Reproduce the material verbatim from its first line through the line containing "- Text: Size", both included.

#####

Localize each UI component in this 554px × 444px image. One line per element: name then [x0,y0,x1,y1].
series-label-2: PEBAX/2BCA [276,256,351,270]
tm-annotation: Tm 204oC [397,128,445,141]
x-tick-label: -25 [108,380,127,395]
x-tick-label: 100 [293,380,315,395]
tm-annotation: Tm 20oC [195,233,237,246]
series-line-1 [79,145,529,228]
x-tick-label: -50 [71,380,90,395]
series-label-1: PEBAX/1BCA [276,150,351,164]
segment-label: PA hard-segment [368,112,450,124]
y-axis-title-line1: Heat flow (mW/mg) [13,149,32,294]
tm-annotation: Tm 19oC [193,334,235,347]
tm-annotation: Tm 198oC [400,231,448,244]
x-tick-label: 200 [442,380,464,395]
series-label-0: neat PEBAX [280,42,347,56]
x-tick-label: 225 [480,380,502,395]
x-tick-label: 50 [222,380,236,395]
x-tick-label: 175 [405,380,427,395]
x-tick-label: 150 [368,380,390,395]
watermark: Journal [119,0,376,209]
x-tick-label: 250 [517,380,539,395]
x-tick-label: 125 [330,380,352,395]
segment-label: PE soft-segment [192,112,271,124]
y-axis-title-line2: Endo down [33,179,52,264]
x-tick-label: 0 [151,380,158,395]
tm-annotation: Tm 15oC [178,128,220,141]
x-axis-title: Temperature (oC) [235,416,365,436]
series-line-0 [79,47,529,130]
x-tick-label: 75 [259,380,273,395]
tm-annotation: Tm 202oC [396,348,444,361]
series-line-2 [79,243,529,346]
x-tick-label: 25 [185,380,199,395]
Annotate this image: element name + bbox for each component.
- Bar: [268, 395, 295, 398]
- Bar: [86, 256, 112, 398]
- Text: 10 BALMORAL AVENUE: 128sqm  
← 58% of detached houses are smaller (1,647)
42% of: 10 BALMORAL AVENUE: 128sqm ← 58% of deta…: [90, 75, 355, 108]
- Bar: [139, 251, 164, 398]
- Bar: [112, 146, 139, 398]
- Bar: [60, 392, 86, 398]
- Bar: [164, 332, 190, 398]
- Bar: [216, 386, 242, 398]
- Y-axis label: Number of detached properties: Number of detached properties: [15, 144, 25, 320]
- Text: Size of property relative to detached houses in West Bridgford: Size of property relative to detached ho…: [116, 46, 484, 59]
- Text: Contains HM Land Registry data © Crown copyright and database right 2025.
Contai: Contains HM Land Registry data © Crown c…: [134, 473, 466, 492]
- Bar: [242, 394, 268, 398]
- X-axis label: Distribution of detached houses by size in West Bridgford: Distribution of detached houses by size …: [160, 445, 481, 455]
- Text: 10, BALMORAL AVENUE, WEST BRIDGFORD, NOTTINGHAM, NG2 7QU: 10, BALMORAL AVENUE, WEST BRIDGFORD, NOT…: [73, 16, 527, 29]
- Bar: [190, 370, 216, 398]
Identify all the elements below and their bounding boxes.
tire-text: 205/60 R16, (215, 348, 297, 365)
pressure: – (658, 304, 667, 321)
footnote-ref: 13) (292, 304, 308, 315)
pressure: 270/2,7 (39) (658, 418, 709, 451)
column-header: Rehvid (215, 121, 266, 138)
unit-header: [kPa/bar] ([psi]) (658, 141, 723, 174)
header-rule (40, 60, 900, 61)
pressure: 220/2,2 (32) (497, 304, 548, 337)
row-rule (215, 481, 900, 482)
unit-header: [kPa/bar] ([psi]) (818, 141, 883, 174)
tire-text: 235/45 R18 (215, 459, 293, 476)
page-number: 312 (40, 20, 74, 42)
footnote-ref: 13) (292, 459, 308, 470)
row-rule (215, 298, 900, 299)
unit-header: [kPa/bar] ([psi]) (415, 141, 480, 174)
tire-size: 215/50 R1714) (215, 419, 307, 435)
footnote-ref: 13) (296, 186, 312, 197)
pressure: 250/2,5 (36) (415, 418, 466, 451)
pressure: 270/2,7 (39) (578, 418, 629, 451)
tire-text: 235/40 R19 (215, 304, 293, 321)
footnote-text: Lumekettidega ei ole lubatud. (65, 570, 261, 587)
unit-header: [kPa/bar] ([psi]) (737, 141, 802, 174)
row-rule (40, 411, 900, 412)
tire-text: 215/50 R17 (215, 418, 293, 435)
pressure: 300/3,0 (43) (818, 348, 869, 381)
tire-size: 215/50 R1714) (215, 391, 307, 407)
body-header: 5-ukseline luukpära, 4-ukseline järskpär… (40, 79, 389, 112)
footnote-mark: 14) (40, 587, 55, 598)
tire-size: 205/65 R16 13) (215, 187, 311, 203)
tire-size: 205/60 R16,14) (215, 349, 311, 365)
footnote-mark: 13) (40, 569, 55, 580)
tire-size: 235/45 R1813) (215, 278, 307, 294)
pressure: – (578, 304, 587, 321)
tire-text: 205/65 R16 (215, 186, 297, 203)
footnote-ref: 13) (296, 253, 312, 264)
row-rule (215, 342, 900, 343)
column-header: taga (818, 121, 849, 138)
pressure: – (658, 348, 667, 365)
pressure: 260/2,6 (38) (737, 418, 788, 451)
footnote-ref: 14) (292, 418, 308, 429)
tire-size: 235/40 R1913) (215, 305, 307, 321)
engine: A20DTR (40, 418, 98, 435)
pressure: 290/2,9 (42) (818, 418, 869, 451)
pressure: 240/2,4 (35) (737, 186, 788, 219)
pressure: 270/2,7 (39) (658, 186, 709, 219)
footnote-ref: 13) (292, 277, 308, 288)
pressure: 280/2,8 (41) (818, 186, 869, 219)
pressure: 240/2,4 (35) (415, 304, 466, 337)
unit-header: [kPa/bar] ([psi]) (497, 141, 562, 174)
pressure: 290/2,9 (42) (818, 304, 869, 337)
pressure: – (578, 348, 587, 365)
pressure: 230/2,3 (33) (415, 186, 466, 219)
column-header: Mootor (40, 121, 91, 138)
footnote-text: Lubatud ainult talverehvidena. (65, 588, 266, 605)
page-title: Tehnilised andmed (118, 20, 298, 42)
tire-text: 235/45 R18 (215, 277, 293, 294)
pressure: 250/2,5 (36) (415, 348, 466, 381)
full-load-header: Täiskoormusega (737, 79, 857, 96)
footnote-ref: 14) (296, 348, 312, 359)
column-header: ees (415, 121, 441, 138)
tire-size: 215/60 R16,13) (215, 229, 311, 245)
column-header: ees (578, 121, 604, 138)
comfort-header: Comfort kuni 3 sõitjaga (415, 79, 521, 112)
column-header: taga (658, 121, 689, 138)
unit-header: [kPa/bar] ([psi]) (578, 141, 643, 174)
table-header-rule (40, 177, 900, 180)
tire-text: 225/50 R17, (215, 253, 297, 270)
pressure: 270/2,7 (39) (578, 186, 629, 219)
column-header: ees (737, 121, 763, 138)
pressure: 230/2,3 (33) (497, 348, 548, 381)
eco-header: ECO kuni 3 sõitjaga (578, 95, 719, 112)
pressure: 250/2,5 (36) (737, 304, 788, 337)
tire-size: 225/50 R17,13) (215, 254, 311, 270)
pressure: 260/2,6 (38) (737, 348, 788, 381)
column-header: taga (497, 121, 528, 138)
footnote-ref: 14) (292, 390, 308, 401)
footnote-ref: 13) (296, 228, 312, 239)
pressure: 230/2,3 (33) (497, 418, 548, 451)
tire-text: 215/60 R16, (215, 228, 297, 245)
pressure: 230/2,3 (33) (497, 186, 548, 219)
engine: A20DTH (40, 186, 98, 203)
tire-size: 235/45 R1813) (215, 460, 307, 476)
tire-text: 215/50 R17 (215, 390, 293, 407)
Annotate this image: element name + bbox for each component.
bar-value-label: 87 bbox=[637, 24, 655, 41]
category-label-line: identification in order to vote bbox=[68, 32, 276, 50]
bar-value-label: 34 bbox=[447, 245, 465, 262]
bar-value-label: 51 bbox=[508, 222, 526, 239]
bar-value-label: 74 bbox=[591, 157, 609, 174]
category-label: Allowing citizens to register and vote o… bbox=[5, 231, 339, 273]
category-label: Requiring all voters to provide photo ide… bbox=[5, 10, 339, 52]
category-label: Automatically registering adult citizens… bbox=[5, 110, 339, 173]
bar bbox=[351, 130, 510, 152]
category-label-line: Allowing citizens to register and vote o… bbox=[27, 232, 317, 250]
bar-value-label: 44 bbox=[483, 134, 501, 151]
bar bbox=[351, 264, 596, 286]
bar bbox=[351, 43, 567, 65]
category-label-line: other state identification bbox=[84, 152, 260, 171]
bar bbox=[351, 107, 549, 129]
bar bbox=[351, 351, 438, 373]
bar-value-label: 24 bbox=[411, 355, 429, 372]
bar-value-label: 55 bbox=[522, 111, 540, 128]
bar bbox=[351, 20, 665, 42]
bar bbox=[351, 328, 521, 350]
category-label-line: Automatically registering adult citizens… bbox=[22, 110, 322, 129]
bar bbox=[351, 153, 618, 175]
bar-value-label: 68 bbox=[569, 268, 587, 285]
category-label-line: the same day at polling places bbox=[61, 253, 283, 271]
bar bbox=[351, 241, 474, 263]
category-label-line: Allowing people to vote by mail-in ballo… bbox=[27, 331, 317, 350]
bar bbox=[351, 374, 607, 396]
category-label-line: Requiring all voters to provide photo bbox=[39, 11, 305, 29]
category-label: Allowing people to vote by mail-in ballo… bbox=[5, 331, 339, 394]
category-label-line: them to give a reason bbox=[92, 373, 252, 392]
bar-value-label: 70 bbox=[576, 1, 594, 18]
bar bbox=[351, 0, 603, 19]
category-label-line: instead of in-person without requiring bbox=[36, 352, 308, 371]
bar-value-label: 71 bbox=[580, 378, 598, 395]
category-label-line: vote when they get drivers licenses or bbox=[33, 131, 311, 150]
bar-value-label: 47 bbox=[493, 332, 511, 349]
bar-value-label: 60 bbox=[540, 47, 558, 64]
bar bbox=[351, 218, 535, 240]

#####

* Response to this exercise *
Localize each UI component in this 554px × 444px image. One line per element: name then [x0,y0,x1,y1].
series-label-2: PEBAX/2BCA [276,256,351,270]
tm-annotation: Tm 204oC [397,128,445,141]
x-tick-label: -25 [108,380,127,395]
x-tick-label: 100 [293,380,315,395]
tm-annotation: Tm 20oC [195,233,237,246]
series-line-1 [79,145,529,228]
x-tick-label: -50 [71,380,90,395]
series-label-1: PEBAX/1BCA [276,150,351,164]
segment-label: PA hard-segment [368,112,450,124]
y-axis-title-line1: Heat flow (mW/mg) [13,149,32,294]
tm-annotation: Tm 19oC [193,334,235,347]
tm-annotation: Tm 198oC [400,231,448,244]
x-tick-label: 200 [442,380,464,395]
series-label-0: neat PEBAX [280,42,347,56]
x-tick-label: 225 [480,380,502,395]
x-tick-label: 50 [222,380,236,395]
x-tick-label: 175 [405,380,427,395]
x-tick-label: 150 [368,380,390,395]
watermark: Journal [119,0,376,209]
x-tick-label: 250 [517,380,539,395]
x-tick-label: 125 [330,380,352,395]
segment-label: PE soft-segment [192,112,271,124]
y-axis-title-line2: Endo down [33,179,52,264]
x-tick-label: 0 [151,380,158,395]
tm-annotation: Tm 15oC [178,128,220,141]
x-axis-title: Temperature (oC) [235,416,365,436]
series-line-0 [79,47,529,130]
x-tick-label: 75 [259,380,273,395]
tm-annotation: Tm 202oC [396,348,444,361]
series-line-2 [79,243,529,346]
x-tick-label: 25 [185,380,199,395]
Annotate this image: element name + bbox for each component.
- Bar: [268, 395, 295, 398]
- Bar: [86, 256, 112, 398]
- Text: 10 BALMORAL AVENUE: 128sqm  
← 58% of detached houses are smaller (1,647)
42% of: 10 BALMORAL AVENUE: 128sqm ← 58% of deta…: [90, 75, 355, 108]
- Bar: [139, 251, 164, 398]
- Bar: [112, 146, 139, 398]
- Bar: [60, 392, 86, 398]
- Bar: [164, 332, 190, 398]
- Bar: [216, 386, 242, 398]
- Y-axis label: Number of detached properties: Number of detached properties: [15, 144, 25, 320]
- Text: Size of property relative to detached houses in West Bridgford: Size of property relative to detached ho…: [116, 46, 484, 59]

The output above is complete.